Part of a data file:
_ _ _

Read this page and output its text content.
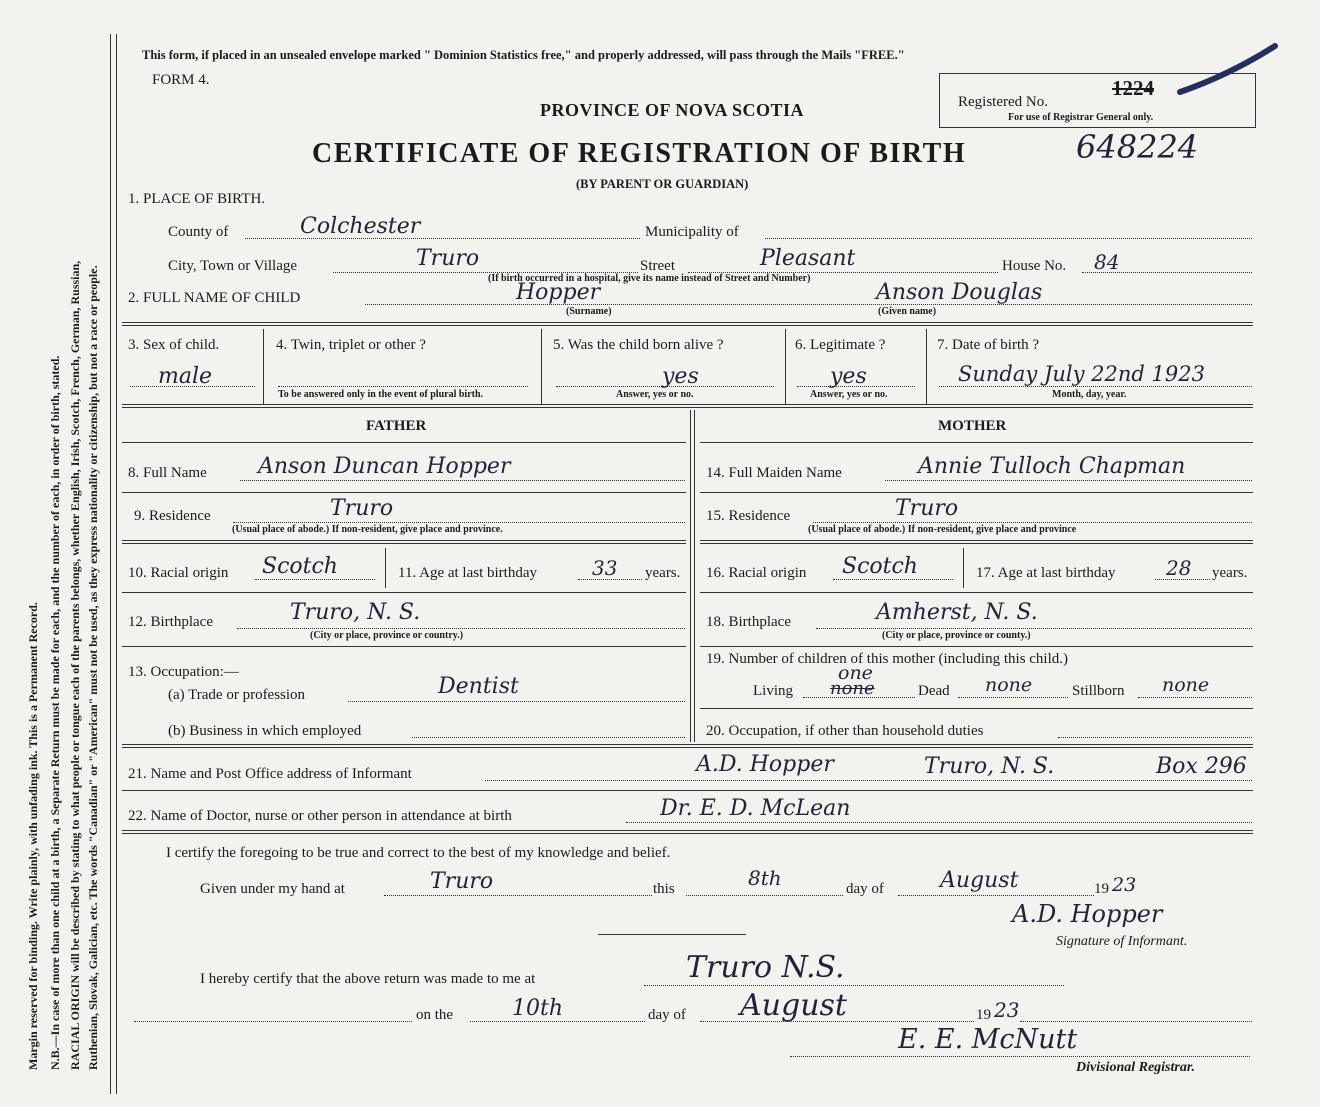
Margin reserved for binding. Write plainly, with unfading ink. This is a Permanent Record. N.B.—In case of more than one child at a birth, a Separate Return must be made for each, and the number of each, in order of birth, stated. RACIAL ORIGIN will be described by stating to what people or tongue each of the parents belongs, whether English, Irish, Scotch, French, German, Russian, Ruthenian, Slovak, Galician, etc. The words "Canadian" or "American" must not be used, as they express nationality or citizenship, but not a race or people.
This form, if placed in an unsealed envelope marked " Dominion Statistics free," and properly addressed, will pass through the Mails "FREE."
FORM 4.
PROVINCE OF NOVA SCOTIA	Registered No.
1224
For use of Registrar General only.
CERTIFICATE OF REGISTRATION OF BIRTH	648224
(BY PARENT OR GUARDIAN)
1. PLACE OF BIRTH.
County of	Colchester	Municipality of
City, Town or Village	Truro	Street	Pleasant	House No. 84
(If birth occurred in a hospital, give its name instead of Street and Number)
2. FULL NAME OF CHILD	Hopper
(Surname)
Anson Douglas
(Given name)
3. Sex of child.
male
4. Twin, triplet or other ?
To be answered only in the event of plural birth.
5. Was the child born alive ?
yes
Answer, yes or no.
6. Legitimate ?
yes
Answer, yes or no.
7. Date of birth ?
Sunday July 22nd 1923
Month, day, year.
FATHER	MOTHER
8. Full Name Anson Duncan Hopper	14. Full Maiden Name	Annie Tulloch Chapman
9. Residence	Truro
(Usual place of abode.) If non-resident, give place and province.
15. Residence	Truro
(Usual place of abode.) If non-resident, give place and province
10. Racial origin Scotch	11. Age at last birthday	33 years. 16. Racial origin Scotch	17. Age at last birthday	28 years.
12. Birthplace	Truro, N. S.
(City or place, province or country.)
18. Birthplace	Amherst, N. S.
(City or place, province or county.)
13. Occupation:—
(a) Trade or profession	Dentist
(b) Business in which employed
19. Number of children of this mother (including this child.)
Living
one
none	Dead none	Stillborn none
20. Occupation, if other than household duties
21. Name and Post Office address of Informant	A.D. Hopper	Truro, N. S.	Box 296
22. Name of Doctor, nurse or other person in attendance at birth	Dr. E. D. McLean
I certify the foregoing to be true and correct to the best of my knowledge and belief.
Given under my hand at	Truro	this	8th	day of	August	19 23
A.D. Hopper
Signature of Informant.
I hereby certify that the above return was made to me at	Truro N.S.
on the	10th	day of August	19 23
E. E. McNutt
Divisional Registrar.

_ _ _

[Task to carry out]
Go through the entries above and output them exactly, without pictures.

[Output below]
Read this page and output its text content.
Margin reserved for binding. Write plainly, with unfading ink. This is a Permanent Record. N.B.—In case of more than one child at a birth, a Separate Return must be made for each, and the number of each, in order of birth, stated. RACIAL ORIGIN will be described by stating to what people or tongue each of the parents belongs, whether English, Irish, Scotch, French, German, Russian, Ruthenian, Slovak, Galician, etc. The words "Canadian" or "American" must not be used, as they express nationality or citizenship, but not a race or people.
This form, if placed in an unsealed envelope marked " Dominion Statistics free," and properly addressed, will pass through the Mails "FREE."
FORM 4.
PROVINCE OF NOVA SCOTIA	Registered No.
1224
For use of Registrar General only.
CERTIFICATE OF REGISTRATION OF BIRTH	648224
(BY PARENT OR GUARDIAN)
1. PLACE OF BIRTH.
County of	Colchester	Municipality of
City, Town or Village	Truro	Street	Pleasant	House No. 84
(If birth occurred in a hospital, give its name instead of Street and Number)
2. FULL NAME OF CHILD	Hopper
(Surname)
Anson Douglas
(Given name)
3. Sex of child.
male
4. Twin, triplet or other ?
To be answered only in the event of plural birth.
5. Was the child born alive ?
yes
Answer, yes or no.
6. Legitimate ?
yes
Answer, yes or no.
7. Date of birth ?
Sunday July 22nd 1923
Month, day, year.
FATHER	MOTHER
8. Full Name Anson Duncan Hopper	14. Full Maiden Name	Annie Tulloch Chapman
9. Residence	Truro
(Usual place of abode.) If non-resident, give place and province.
15. Residence	Truro
(Usual place of abode.) If non-resident, give place and province
10. Racial origin Scotch	11. Age at last birthday	33 years. 16. Racial origin Scotch	17. Age at last birthday	28 years.
12. Birthplace	Truro, N. S.
(City or place, province or country.)
18. Birthplace	Amherst, N. S.
(City or place, province or county.)
13. Occupation:—
(a) Trade or profession	Dentist
(b) Business in which employed
19. Number of children of this mother (including this child.)
Living
one
none	Dead none	Stillborn none
20. Occupation, if other than household duties
21. Name and Post Office address of Informant	A.D. Hopper	Truro, N. S.	Box 296
22. Name of Doctor, nurse or other person in attendance at birth	Dr. E. D. McLean
I certify the foregoing to be true and correct to the best of my knowledge and belief.
Given under my hand at	Truro	this	8th	day of	August	19 23
A.D. Hopper
Signature of Informant.
I hereby certify that the above return was made to me at	Truro N.S.
on the	10th	day of August	19 23
E. E. McNutt
Divisional Registrar.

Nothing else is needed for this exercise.